[start]

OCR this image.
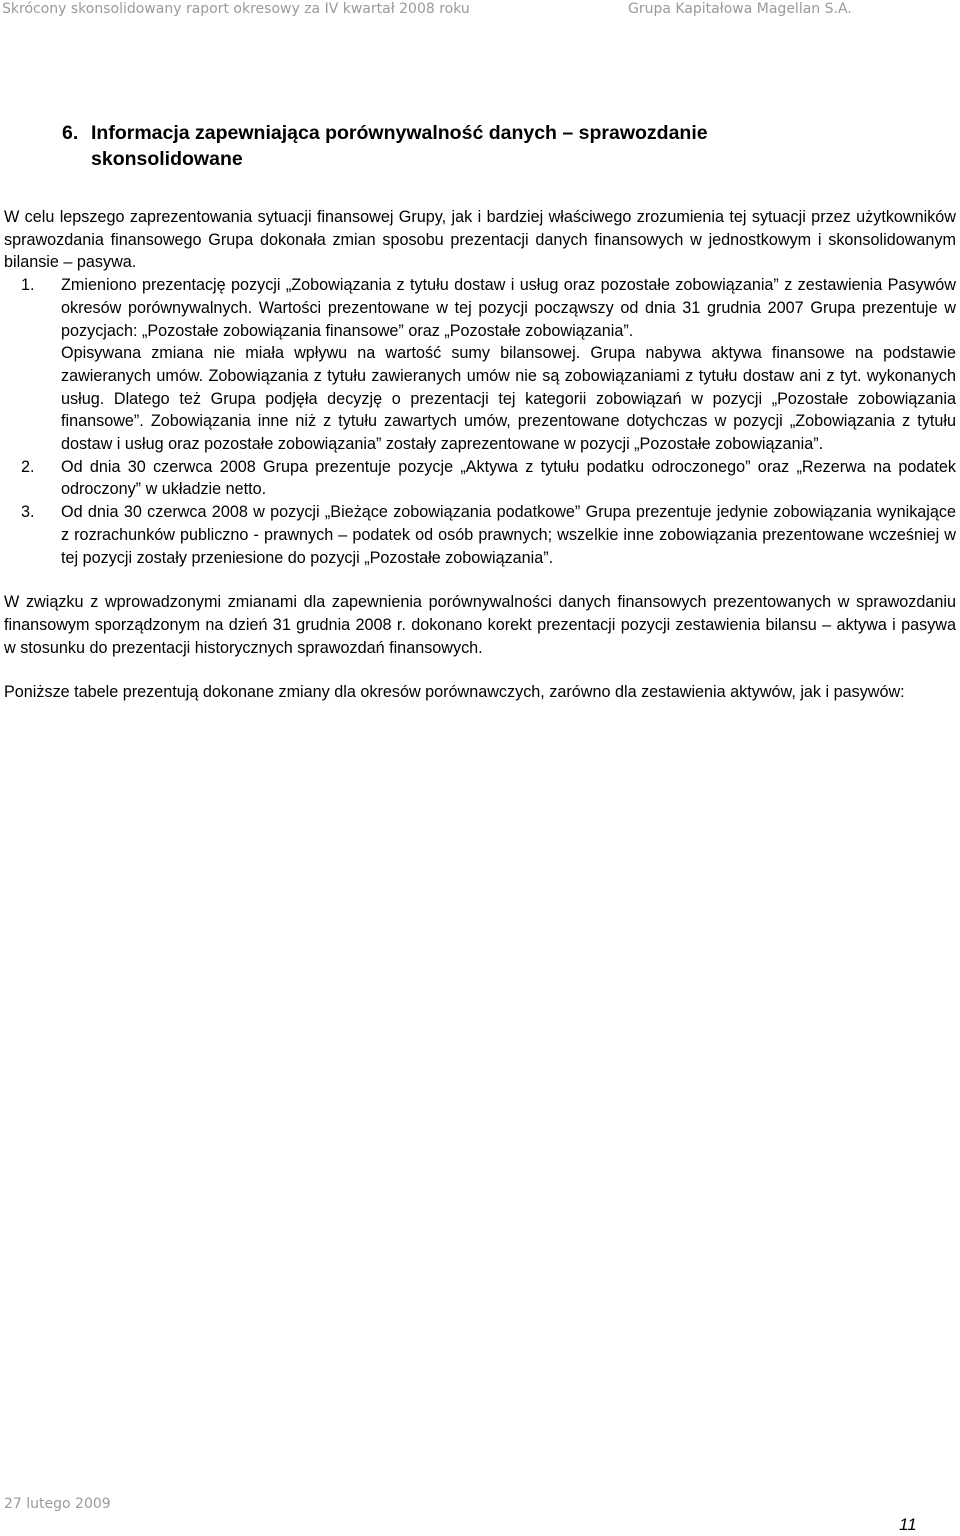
Skrócony skonsolidowany raport okresowy za IV kwartał 2008 roku	Grupa Kapitałowa Magellan S.A.
6. Informacja zapewniająca porównywalność danych – sprawozdanie
skonsolidowane

W celu lepszego zaprezentowania sytuacji finansowej Grupy, jak i bardziej właściwego zrozumienia tej sytuacji przez użytkowników sprawozdania finansowego Grupa dokonała zmian sposobu prezentacji danych finansowych w jednostkowym i skonsolidowanym bilansie – pasywa.

1. Zmieniono prezentację pozycji „Zobowiązania z tytułu dostaw i usług oraz pozostałe zobowiązania” z zestawienia Pasywów okresów porównywalnych. Wartości prezentowane w tej pozycji począwszy od dnia 31 grudnia 2007 Grupa prezentuje w pozycjach: „Pozostałe zobowiązania finansowe” oraz „Pozostałe zobowiązania”.
Opisywana zmiana nie miała wpływu na wartość sumy bilansowej. Grupa nabywa aktywa finansowe na podstawie zawieranych umów. Zobowiązania z tytułu zawieranych umów nie są zobowiązaniami z tytułu dostaw ani z tyt. wykonanych usług. Dlatego też Grupa podjęła decyzję o prezentacji tej kategorii zobowiązań w pozycji „Pozostałe zobowiązania finansowe”. Zobowiązania inne niż z tytułu zawartych umów, prezentowane dotychczas w pozycji „Zobowiązania z tytułu dostaw i usług oraz pozostałe zobowiązania” zostały zaprezentowane w pozycji „Pozostałe zobowiązania”.
2. Od dnia 30 czerwca 2008 Grupa prezentuje pozycje „Aktywa z tytułu podatku odroczonego” oraz „Rezerwa na podatek odroczony” w układzie netto.
3. Od dnia 30 czerwca 2008 w pozycji „Bieżące zobowiązania podatkowe” Grupa prezentuje jedynie zobowiązania wynikające z rozrachunków publiczno - prawnych – podatek od osób prawnych; wszelkie inne zobowiązania prezentowane wcześniej w tej pozycji zostały przeniesione do pozycji „Pozostałe zobowiązania”.

W związku z wprowadzonymi zmianami dla zapewnienia porównywalności danych finansowych prezentowanych w sprawozdaniu finansowym sporządzonym na dzień 31 grudnia 2008 r. dokonano korekt prezentacji pozycji zestawienia bilansu – aktywa i pasywa w stosunku do prezentacji historycznych sprawozdań finansowych.

Poniższe tabele prezentują dokonane zmiany dla okresów porównawczych, zarówno dla zestawienia aktywów, jak i pasywów:

27 lutego 2009
11
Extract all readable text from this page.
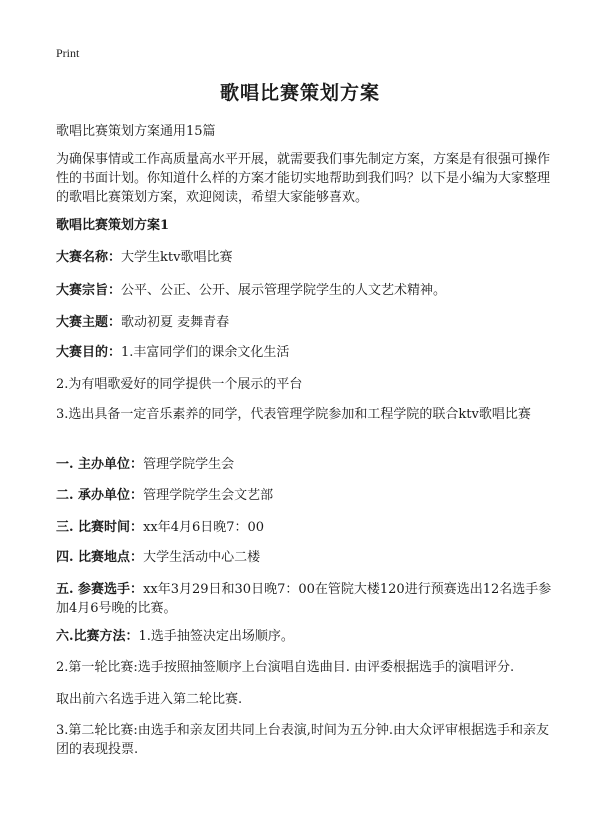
Print
歌唱比赛策划方案
歌唱比赛策划方案通用15篇
为确保事情或工作高质量高水平开展，就需要我们事先制定方案，方案是有很强可操作性的书面计划。你知道什么样的方案才能切实地帮助到我们吗？以下是小编为大家整理的歌唱比赛策划方案，欢迎阅读，希望大家能够喜欢。
歌唱比赛策划方案1
大赛名称：大学生ktv歌唱比赛
大赛宗旨：公平、公正、公开、展示管理学院学生的人文艺术精神。
大赛主题：歌动初夏 麦舞青春
大赛目的：1.丰富同学们的课余文化生活
2.为有唱歌爱好的同学提供一个展示的平台
3.选出具备一定音乐素养的同学，代表管理学院参加和工程学院的联合ktv歌唱比赛
一. 主办单位：管理学院学生会
二. 承办单位：管理学院学生会文艺部
三. 比赛时间：xx年4月6日晚7：00
四. 比赛地点：大学生活动中心二楼
五. 参赛选手：xx年3月29日和30日晚7：00在管院大楼120进行预赛选出12名选手参加4月6号晚的比赛。
六.比赛方法：1.选手抽签决定出场顺序。
2.第一轮比赛:选手按照抽签顺序上台演唱自选曲目. 由评委根据选手的演唱评分.
取出前六名选手进入第二轮比赛.
3.第二轮比赛:由选手和亲友团共同上台表演,时间为五分钟.由大众评审根据选手和亲友团的表现投票.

[end]

Transcribe every record above exactly as written, leaving out any pictures.

OCR this image.
Skrócony skonsolidowany raport okresowy za IV kwartał 2008 roku	Grupa Kapitałowa Magellan S.A.
6. Informacja zapewniająca porównywalność danych – sprawozdanie
skonsolidowane

W celu lepszego zaprezentowania sytuacji finansowej Grupy, jak i bardziej właściwego zrozumienia tej sytuacji przez użytkowników sprawozdania finansowego Grupa dokonała zmian sposobu prezentacji danych finansowych w jednostkowym i skonsolidowanym bilansie – pasywa.

1. Zmieniono prezentację pozycji „Zobowiązania z tytułu dostaw i usług oraz pozostałe zobowiązania” z zestawienia Pasywów okresów porównywalnych. Wartości prezentowane w tej pozycji począwszy od dnia 31 grudnia 2007 Grupa prezentuje w pozycjach: „Pozostałe zobowiązania finansowe” oraz „Pozostałe zobowiązania”.
Opisywana zmiana nie miała wpływu na wartość sumy bilansowej. Grupa nabywa aktywa finansowe na podstawie zawieranych umów. Zobowiązania z tytułu zawieranych umów nie są zobowiązaniami z tytułu dostaw ani z tyt. wykonanych usług. Dlatego też Grupa podjęła decyzję o prezentacji tej kategorii zobowiązań w pozycji „Pozostałe zobowiązania finansowe”. Zobowiązania inne niż z tytułu zawartych umów, prezentowane dotychczas w pozycji „Zobowiązania z tytułu dostaw i usług oraz pozostałe zobowiązania” zostały zaprezentowane w pozycji „Pozostałe zobowiązania”.
2. Od dnia 30 czerwca 2008 Grupa prezentuje pozycje „Aktywa z tytułu podatku odroczonego” oraz „Rezerwa na podatek odroczony” w układzie netto.
3. Od dnia 30 czerwca 2008 w pozycji „Bieżące zobowiązania podatkowe” Grupa prezentuje jedynie zobowiązania wynikające z rozrachunków publiczno - prawnych – podatek od osób prawnych; wszelkie inne zobowiązania prezentowane wcześniej w tej pozycji zostały przeniesione do pozycji „Pozostałe zobowiązania”.

W związku z wprowadzonymi zmianami dla zapewnienia porównywalności danych finansowych prezentowanych w sprawozdaniu finansowym sporządzonym na dzień 31 grudnia 2008 r. dokonano korekt prezentacji pozycji zestawienia bilansu – aktywa i pasywa w stosunku do prezentacji historycznych sprawozdań finansowych.

Poniższe tabele prezentują dokonane zmiany dla okresów porównawczych, zarówno dla zestawienia aktywów, jak i pasywów:

27 lutego 2009
11
Extract all readable text from this page.
Print
歌唱比赛策划方案
歌唱比赛策划方案通用15篇
为确保事情或工作高质量高水平开展，就需要我们事先制定方案，方案是有很强可操作性的书面计划。你知道什么样的方案才能切实地帮助到我们吗？以下是小编为大家整理的歌唱比赛策划方案，欢迎阅读，希望大家能够喜欢。
歌唱比赛策划方案1
大赛名称：大学生ktv歌唱比赛
大赛宗旨：公平、公正、公开、展示管理学院学生的人文艺术精神。
大赛主题：歌动初夏 麦舞青春
大赛目的：1.丰富同学们的课余文化生活
2.为有唱歌爱好的同学提供一个展示的平台
3.选出具备一定音乐素养的同学，代表管理学院参加和工程学院的联合ktv歌唱比赛
一. 主办单位：管理学院学生会
二. 承办单位：管理学院学生会文艺部
三. 比赛时间：xx年4月6日晚7：00
四. 比赛地点：大学生活动中心二楼
五. 参赛选手：xx年3月29日和30日晚7：00在管院大楼120进行预赛选出12名选手参加4月6号晚的比赛。
六.比赛方法：1.选手抽签决定出场顺序。
2.第一轮比赛:选手按照抽签顺序上台演唱自选曲目. 由评委根据选手的演唱评分.
取出前六名选手进入第二轮比赛.
3.第二轮比赛:由选手和亲友团共同上台表演,时间为五分钟.由大众评审根据选手和亲友团的表现投票.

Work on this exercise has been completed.